=== Data listing ===
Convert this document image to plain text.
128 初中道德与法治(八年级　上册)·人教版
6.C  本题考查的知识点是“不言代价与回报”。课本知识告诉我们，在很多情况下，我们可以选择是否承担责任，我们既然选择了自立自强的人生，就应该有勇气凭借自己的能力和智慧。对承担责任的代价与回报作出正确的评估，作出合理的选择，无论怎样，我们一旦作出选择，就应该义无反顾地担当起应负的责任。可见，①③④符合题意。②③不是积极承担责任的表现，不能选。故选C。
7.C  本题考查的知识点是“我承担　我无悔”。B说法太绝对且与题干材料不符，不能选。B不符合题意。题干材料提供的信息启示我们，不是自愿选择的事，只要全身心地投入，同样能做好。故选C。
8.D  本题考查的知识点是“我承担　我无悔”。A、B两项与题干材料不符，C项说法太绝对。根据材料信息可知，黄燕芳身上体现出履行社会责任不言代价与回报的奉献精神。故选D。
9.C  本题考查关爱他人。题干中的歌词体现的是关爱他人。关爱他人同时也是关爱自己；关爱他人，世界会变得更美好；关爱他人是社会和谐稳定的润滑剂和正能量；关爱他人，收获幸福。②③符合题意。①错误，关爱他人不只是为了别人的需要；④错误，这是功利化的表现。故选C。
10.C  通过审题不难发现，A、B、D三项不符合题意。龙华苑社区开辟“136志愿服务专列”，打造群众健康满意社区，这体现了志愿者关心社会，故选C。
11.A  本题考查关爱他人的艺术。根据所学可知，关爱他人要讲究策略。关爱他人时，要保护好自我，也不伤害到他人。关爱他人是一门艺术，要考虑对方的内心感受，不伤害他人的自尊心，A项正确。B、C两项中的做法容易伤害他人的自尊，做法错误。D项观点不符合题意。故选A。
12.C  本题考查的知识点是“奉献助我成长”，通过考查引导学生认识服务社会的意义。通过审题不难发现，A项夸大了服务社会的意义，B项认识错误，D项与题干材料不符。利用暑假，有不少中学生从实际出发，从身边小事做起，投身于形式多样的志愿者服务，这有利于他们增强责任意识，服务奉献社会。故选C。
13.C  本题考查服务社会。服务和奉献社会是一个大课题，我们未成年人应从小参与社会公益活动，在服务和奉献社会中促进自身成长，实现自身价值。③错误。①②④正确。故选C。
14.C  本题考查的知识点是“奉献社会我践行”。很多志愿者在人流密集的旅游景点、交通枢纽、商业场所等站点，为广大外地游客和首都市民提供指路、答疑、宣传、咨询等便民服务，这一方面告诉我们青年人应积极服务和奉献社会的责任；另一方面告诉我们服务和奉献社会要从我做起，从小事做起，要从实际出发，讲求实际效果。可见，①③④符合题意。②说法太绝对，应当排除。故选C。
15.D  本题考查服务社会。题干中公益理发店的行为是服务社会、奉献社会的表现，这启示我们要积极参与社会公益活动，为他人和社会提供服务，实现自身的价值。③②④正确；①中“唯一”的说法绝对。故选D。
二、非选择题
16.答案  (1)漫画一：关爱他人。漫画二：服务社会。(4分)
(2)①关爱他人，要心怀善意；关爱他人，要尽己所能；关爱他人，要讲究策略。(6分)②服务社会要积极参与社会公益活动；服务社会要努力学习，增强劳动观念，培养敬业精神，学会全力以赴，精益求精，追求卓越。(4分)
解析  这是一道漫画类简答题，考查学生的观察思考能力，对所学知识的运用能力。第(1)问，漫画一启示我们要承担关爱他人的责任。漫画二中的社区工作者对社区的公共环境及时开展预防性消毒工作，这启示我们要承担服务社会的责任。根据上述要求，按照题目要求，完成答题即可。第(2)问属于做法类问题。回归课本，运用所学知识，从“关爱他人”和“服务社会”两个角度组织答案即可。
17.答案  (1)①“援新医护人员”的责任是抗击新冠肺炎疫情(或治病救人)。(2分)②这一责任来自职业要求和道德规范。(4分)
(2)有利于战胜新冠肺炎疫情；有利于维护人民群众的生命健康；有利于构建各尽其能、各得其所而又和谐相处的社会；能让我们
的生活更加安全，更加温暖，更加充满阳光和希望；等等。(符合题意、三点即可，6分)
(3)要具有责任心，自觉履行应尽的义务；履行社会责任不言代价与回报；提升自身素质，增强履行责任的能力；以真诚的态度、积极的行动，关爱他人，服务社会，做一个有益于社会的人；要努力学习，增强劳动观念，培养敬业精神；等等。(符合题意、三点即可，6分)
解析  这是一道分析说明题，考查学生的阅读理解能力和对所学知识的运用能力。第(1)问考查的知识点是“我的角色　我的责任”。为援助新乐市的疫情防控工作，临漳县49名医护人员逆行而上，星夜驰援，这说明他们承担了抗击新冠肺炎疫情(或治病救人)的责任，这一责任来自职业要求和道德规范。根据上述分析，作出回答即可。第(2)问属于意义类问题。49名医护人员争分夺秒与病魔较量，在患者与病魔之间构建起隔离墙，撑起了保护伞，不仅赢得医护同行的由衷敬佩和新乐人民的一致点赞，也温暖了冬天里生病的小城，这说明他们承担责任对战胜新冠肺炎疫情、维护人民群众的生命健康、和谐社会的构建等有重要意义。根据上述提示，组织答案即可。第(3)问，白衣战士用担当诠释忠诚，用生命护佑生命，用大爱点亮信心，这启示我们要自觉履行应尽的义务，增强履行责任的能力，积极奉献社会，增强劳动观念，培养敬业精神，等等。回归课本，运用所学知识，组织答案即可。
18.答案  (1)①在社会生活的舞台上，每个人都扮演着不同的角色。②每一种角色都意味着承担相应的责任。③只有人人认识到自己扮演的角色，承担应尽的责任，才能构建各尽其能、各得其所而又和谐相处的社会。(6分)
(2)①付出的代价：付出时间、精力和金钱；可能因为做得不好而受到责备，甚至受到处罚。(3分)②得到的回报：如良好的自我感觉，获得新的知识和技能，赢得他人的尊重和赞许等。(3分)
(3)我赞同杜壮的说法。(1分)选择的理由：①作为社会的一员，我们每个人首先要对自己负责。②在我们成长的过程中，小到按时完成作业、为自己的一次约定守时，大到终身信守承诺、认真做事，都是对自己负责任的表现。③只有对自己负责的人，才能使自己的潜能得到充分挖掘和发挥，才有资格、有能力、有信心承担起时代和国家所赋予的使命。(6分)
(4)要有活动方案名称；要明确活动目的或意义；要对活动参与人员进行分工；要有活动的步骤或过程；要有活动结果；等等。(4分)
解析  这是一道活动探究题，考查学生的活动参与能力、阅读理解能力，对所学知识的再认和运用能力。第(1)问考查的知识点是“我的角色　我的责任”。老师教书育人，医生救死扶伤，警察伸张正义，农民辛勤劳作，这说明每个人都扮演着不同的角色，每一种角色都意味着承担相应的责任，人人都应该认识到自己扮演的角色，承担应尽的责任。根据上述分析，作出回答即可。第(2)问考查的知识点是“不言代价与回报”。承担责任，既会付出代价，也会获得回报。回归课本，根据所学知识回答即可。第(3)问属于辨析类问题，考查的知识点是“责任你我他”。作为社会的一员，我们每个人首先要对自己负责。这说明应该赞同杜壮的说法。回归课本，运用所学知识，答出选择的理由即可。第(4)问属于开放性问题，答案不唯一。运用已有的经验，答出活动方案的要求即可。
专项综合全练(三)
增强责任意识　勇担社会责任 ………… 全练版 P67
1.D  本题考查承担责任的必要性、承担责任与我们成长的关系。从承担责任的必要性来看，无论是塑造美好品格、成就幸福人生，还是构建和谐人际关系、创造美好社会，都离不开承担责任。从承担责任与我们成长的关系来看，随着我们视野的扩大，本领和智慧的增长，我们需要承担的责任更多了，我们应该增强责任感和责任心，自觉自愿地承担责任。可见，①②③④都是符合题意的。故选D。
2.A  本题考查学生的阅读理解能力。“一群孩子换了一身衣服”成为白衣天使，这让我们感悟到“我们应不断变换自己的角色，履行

=== Exercise directions ===
Looking at the data above, how many lines hold the word "通过审题不难发现"? Respond with the number alone.

=== Response to this exercise ===
2